Excerpt from a dataset
▼

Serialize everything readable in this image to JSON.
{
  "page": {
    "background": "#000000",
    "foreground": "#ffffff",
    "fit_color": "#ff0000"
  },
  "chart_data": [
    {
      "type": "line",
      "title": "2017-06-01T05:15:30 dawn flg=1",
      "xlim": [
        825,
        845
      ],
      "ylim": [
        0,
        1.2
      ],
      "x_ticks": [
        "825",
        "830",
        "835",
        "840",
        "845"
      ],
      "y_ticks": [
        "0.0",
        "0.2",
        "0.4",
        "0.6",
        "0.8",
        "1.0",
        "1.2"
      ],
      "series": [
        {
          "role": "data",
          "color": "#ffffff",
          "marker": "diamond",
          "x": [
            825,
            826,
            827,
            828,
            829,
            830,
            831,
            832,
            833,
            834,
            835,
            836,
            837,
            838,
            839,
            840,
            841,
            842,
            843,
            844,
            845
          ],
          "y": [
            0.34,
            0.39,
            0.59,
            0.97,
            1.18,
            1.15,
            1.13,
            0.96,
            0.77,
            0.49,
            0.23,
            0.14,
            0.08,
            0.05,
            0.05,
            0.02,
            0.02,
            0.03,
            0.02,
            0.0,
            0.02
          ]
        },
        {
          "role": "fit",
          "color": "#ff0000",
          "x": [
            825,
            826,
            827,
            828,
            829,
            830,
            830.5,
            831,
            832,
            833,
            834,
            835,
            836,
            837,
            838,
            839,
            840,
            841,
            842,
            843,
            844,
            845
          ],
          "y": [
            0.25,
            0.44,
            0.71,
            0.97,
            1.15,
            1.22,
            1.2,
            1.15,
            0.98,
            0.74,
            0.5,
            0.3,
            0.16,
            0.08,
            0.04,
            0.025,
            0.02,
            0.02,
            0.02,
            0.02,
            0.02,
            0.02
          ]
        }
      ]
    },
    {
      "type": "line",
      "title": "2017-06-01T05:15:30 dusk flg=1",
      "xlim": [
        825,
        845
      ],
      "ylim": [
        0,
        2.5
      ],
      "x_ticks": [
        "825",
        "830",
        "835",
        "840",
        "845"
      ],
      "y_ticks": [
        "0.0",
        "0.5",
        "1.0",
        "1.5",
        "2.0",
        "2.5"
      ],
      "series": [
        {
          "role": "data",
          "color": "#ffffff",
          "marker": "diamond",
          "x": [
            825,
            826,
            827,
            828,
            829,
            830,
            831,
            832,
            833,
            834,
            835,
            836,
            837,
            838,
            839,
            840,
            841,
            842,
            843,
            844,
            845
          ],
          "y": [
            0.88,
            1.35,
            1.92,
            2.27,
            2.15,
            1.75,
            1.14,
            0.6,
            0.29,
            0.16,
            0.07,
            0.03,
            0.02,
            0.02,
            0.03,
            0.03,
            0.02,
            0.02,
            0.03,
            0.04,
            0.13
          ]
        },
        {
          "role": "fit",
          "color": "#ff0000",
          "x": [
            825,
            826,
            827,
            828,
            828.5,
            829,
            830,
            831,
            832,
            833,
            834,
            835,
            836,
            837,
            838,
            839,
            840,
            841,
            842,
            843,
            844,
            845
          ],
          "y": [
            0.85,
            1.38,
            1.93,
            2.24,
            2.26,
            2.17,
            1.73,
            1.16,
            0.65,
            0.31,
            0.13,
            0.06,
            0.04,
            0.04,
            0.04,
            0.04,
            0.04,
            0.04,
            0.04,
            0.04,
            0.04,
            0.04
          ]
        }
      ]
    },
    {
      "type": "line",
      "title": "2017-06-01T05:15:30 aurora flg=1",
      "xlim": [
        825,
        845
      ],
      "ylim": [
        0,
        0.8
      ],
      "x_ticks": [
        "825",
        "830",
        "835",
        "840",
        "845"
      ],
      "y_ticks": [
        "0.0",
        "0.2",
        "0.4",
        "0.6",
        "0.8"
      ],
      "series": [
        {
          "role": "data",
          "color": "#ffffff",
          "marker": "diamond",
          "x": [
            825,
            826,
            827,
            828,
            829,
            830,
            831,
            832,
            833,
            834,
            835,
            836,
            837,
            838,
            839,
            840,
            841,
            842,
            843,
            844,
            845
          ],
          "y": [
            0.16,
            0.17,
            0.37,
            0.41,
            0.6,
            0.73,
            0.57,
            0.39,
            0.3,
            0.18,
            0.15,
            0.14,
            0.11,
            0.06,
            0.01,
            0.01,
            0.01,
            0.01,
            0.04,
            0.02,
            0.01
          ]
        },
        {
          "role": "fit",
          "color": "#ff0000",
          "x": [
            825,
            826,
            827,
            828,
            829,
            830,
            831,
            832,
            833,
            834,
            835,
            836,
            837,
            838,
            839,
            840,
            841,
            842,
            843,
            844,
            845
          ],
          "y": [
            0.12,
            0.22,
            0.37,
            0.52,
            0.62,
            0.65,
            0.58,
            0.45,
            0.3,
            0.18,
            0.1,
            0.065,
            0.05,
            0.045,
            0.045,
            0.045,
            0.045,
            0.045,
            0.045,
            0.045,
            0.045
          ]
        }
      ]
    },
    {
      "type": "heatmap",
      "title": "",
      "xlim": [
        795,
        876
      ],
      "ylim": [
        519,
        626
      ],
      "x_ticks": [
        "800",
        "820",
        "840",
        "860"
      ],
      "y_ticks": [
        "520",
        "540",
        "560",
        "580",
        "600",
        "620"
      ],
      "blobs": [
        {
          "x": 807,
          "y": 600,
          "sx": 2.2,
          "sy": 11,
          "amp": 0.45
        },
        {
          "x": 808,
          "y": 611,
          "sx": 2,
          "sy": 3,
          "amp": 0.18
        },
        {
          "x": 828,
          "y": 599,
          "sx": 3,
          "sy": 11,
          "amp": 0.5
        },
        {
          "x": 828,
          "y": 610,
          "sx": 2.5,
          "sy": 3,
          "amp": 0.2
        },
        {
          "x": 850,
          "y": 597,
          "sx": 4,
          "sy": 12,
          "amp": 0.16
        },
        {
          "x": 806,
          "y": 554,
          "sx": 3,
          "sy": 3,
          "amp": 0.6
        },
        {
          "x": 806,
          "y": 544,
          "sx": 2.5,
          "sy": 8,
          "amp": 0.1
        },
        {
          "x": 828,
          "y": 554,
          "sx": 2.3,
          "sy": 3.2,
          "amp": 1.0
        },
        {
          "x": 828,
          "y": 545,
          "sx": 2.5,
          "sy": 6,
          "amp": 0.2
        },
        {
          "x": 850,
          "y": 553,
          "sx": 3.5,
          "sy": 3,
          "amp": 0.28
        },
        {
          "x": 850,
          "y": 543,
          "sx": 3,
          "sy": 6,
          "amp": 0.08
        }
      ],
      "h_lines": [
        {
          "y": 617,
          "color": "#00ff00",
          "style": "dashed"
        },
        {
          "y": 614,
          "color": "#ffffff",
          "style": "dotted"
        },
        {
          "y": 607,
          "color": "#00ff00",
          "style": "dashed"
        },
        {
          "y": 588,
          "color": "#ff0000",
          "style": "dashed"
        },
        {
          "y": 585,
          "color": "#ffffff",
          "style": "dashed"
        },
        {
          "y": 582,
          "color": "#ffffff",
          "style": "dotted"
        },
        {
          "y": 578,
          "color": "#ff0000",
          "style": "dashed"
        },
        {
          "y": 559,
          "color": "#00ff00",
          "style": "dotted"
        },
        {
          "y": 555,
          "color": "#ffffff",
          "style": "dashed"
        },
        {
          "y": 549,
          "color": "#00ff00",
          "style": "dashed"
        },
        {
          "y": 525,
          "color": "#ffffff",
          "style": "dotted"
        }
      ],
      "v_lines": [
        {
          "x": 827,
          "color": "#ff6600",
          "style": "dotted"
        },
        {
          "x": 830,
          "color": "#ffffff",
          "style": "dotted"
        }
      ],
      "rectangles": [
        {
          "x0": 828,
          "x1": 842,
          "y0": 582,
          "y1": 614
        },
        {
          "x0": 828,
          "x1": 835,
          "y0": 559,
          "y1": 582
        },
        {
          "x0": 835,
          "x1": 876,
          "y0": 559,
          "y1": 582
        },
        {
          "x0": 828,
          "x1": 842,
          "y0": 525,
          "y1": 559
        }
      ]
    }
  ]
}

▲

INSTRUCTION ::
Check each line of the data above for the string "title", then report how many lines have it, with no other words.

RESULT OF THIS EXERCISE ::
4